▶ _EXERCISE REQUIREMENTS_: Each record is to be transcribed exactly.

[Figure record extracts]
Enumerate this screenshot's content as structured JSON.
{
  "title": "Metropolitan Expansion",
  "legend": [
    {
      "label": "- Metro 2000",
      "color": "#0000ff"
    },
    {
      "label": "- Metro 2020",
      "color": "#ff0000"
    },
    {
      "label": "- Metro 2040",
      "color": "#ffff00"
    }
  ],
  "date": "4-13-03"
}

▶ _EXERCISE OUTPUT_:
Enumerate this screenshot's content as structured JSON.
{
  "title": "Metropolitan Expansion",
  "legend": [
    {
      "label": "- Metro 2000",
      "color": "#0000ff"
    },
    {
      "label": "- Metro 2020",
      "color": "#ff0000"
    },
    {
      "label": "- Metro 2040",
      "color": "#ffff00"
    }
  ],
  "date": "4-13-03"
}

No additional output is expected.